Streamsql
Lightweight SQL-based stream processing engine for IoT edge.
Install / Use
/learn @rulego/StreamsqlREADME
StreamSQL
English| 简体中文
StreamSQL is a lightweight, SQL-based stream processing engine for IoT edge, enabling efficient data processing and analysis on unbounded streams.
📖 Documentation | Similar to: Apache Flink
Features
- Lightweight
- Pure in-memory operations
- No dependencies
- Data processing with SQL syntax
- Nested field access: Support dot notation syntax (
device.info.name) and array indexing (sensors[0].value) for accessing nested structured data
- Nested field access: Support dot notation syntax (
- Data analysis
- Built-in multiple window types: sliding window, tumbling window, counting window
- Built-in aggregate functions: MAX, MIN, AVG, SUM, STDDEV, MEDIAN, PERCENTILE, etc.

Records from a collection

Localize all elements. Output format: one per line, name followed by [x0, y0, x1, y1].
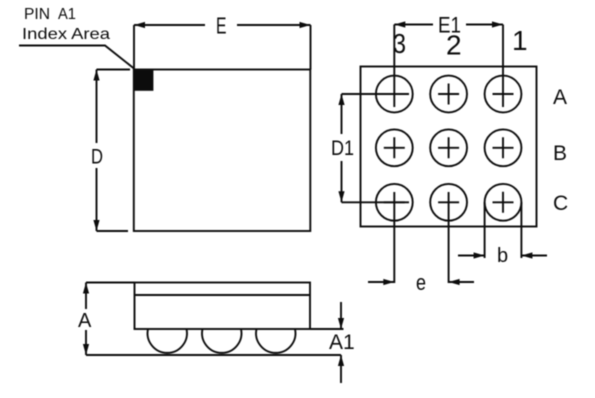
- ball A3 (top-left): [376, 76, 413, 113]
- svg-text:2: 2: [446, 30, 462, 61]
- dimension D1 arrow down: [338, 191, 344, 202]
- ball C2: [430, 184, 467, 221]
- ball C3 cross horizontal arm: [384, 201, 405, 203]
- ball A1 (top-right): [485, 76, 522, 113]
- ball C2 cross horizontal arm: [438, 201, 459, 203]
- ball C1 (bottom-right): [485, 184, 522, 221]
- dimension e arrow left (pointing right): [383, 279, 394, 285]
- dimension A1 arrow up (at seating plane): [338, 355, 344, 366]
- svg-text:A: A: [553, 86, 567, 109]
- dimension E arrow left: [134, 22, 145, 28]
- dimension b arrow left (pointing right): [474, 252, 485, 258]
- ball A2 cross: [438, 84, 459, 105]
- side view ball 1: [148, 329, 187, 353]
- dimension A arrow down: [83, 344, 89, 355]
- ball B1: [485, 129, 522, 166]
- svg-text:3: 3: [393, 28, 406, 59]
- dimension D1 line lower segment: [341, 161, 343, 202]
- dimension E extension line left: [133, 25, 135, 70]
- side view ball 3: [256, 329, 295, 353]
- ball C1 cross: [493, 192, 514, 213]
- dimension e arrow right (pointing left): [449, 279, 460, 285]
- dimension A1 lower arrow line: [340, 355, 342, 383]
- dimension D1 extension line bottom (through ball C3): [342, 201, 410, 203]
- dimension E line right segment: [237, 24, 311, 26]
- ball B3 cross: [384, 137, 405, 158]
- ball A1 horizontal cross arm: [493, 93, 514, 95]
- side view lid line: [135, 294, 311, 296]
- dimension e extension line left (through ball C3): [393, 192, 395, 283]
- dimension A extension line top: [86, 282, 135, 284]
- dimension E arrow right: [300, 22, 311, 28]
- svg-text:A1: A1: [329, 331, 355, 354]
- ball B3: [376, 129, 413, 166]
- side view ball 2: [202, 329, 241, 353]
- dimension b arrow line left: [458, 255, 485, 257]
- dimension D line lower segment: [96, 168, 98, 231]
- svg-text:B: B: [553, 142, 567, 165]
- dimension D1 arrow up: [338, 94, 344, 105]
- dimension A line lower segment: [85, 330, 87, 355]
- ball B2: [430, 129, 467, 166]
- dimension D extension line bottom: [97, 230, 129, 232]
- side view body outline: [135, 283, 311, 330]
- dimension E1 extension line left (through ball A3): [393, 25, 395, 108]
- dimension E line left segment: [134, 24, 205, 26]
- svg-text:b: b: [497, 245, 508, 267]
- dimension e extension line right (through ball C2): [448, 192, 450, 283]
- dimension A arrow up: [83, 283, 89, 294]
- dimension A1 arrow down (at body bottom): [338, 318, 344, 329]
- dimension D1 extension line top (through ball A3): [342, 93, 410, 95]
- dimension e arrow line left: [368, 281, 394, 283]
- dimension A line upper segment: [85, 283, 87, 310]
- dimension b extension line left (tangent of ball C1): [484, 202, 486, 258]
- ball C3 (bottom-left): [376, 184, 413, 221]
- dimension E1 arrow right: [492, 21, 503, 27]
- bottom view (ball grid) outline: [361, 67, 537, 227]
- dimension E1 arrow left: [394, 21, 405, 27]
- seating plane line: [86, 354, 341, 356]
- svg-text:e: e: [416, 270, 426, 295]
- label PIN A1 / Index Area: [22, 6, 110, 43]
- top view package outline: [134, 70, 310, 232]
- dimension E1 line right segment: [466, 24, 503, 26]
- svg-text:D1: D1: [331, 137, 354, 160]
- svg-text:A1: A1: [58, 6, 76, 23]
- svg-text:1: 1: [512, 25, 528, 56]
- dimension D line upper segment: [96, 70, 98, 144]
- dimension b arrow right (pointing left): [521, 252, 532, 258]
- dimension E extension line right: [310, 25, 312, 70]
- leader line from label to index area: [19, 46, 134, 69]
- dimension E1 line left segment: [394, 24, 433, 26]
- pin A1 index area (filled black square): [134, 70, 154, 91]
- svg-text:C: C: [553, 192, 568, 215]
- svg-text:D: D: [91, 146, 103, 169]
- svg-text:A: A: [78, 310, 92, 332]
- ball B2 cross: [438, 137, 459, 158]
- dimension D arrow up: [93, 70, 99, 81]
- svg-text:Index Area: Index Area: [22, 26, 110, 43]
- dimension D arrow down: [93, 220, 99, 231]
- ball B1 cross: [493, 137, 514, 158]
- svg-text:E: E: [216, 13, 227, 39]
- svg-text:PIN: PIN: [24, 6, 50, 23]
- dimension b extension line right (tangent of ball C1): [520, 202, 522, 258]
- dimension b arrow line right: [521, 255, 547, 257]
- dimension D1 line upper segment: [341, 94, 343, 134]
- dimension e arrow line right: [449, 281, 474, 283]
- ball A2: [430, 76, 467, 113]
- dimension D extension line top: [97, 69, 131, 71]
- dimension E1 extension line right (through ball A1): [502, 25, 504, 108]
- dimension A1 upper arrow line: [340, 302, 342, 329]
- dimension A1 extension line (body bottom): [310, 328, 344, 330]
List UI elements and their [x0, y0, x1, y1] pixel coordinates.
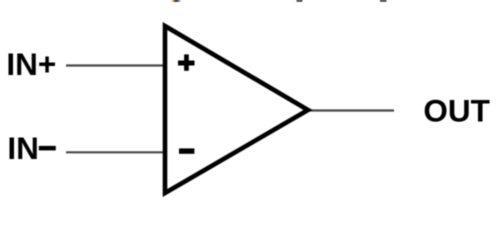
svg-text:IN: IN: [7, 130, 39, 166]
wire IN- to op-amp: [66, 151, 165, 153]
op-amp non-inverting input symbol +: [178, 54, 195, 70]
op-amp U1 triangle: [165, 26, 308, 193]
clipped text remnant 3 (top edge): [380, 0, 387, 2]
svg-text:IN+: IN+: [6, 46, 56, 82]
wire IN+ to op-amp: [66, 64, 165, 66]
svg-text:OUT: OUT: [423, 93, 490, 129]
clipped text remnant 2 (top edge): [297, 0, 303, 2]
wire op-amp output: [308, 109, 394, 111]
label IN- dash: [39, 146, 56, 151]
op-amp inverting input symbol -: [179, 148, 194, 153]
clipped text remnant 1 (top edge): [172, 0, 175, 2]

▶ _Stated exercise 1_
Answer these questions from the StreamSQL description:
(a) Which project is StreamSQL listed as similar to?
(b) Which window types are built in?
(c) What kind of operations does it perform?
▶ _Stated exercise 2_
Please decide whether each statement agrees with the StreamSQL description. Answer yes or no and quote the deciding words.
(a) StreamSQL relies on external dependencies.
(b) MEDIAN is one of its built-in aggregate functions.
(c) It is meant for analysis on bounded streams.

▶ _Written answer 1_
(a) Apache Flink
(b) Sliding window, tumbling window, and counting window
(c) Pure in-memory operations

▶ _Written answer 2_
(a) No: "No dependencies"
(b) Yes: "Built-in aggregate functions: MAX, MIN, AVG, SUM, STDDEV, MEDIAN, PERCENTILE, etc."
(c) No: "enabling efficient data processing and analysis on unbounded streams"